* **Erforderliche Schritte**:
A - Beantworte zum Text über Laissez-faire und Prokrastination die folgenden Fragen.
(i) Was geschieht laut den typischen Signalen mit Deadlines?
(ii) Welche psychologischen Hintergründe nennt der Text?
(iii) Was soll laut dem Ziel aus „läuft schon“ wieder werden?
B - Kopiere aus dem Text über Laissez-faire und Prokrastination den Abschnitt, der bei den Worten „Worum geht es“ beginnt und nach den Worten „Entscheidungen werden vertagt.“ endet.

* **Textauszug**:
#####
Kategorie: rund um den Job

  • Laissez-faire & Prokrastination

    Laissez-faire & Prokrastination

    warum „läuft schon“ oft später weh tut.

    Worum geht es

    • Wenn „Laissez-faire“ (viel Freiheit, wenig Führung) kippt, entsteht leicht Prokrastination: Aufgaben bleiben „irgendwie“ liegen, Prioritäten sind unklar, Entscheidungen werden vertagt.
    • Typische Signale:
      • „Machen wir später…“ ohne Datum
      • Meetings ohne Entscheid
      • To-dos ohne Verantwortliche (oder „alle sind zuständig“)
      • Deadlines stauen sich am Monatsende
    • Psychologisch dahinter: Verantwortungsdiffusion, Entscheidungsparadox („zu viele Optionen“), fehlende Definition of Done – und ein Team, das zwar motiviert, aber richtungslos ist.

    Was ist das Ziel

    • Freiheit mit Rahmen: Selbstständiges Arbeiten behalten, aber mit klaren Leitplanken – damit aus „läuft schon“ wieder „läuft jetzt“ wird.
#####
* **Daten zur Erkennung des Dokumentlayouts**:

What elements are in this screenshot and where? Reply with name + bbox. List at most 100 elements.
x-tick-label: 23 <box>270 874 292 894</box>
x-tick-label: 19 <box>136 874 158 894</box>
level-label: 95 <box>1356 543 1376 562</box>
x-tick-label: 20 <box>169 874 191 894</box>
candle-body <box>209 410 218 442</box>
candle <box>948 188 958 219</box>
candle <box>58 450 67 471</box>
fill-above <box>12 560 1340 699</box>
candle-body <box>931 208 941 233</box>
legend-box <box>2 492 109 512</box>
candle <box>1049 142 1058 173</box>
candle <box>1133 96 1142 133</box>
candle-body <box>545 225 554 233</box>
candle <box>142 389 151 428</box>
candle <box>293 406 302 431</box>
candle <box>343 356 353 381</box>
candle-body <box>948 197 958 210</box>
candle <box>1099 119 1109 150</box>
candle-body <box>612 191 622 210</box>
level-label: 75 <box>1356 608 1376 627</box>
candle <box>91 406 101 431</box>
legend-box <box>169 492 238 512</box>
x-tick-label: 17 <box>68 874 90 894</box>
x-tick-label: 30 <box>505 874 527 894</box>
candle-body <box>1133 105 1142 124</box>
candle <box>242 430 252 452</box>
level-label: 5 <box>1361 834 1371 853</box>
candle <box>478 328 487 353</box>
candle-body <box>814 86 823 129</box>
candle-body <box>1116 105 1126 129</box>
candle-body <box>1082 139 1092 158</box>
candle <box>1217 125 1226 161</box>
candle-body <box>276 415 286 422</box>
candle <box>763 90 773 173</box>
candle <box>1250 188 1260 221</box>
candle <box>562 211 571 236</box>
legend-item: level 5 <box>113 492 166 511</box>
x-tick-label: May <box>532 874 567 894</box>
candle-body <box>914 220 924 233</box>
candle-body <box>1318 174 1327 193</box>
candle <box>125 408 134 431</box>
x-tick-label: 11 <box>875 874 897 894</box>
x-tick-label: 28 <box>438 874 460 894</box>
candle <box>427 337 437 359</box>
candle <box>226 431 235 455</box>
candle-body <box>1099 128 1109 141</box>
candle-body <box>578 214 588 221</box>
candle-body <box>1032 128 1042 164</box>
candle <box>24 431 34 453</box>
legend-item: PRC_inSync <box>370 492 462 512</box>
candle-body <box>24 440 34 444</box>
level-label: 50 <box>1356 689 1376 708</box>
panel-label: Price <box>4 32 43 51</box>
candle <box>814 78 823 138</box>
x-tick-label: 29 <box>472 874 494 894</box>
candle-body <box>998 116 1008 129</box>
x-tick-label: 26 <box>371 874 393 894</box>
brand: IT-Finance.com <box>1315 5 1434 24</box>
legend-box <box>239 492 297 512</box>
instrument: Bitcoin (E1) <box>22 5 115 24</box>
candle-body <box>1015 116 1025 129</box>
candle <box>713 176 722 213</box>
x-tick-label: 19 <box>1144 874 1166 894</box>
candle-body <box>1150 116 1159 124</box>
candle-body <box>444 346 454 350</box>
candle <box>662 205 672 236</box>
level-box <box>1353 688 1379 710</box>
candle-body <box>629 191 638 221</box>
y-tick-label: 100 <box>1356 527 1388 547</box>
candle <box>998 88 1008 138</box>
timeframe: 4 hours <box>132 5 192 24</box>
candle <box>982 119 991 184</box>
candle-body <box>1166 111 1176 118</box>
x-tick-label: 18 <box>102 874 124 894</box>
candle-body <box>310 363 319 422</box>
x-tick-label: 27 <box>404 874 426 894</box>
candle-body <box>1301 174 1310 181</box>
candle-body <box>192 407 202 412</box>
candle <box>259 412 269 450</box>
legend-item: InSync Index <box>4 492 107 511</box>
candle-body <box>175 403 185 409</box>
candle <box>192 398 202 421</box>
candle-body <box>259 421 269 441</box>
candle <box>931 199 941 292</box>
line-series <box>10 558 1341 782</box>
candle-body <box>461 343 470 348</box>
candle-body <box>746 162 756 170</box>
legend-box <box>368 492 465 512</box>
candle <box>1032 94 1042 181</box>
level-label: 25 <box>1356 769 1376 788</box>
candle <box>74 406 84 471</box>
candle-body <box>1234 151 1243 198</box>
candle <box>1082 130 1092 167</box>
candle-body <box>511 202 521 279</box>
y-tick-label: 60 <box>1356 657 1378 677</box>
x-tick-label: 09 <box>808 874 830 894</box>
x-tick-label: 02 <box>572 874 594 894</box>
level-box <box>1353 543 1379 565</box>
#####
* **Antworten je Aufgabe**:
A -
(i) Sie stauen sich am Monatsende.
(ii) Verantwortungsdiffusion, das Entscheidungsparadox („zu viele Optionen“), eine fehlende Definition of Done und ein Team, das zwar motiviert, aber richtungslos ist.
(iii) „läuft jetzt“

B -
Worum geht es

    • Wenn „Laissez-faire“ (viel Freiheit, wenig Führung) kippt, entsteht leicht Prokrastination: Aufgaben bleiben „irgendwie“ liegen, Prioritäten sind unklar, Entscheidungen werden vertagt.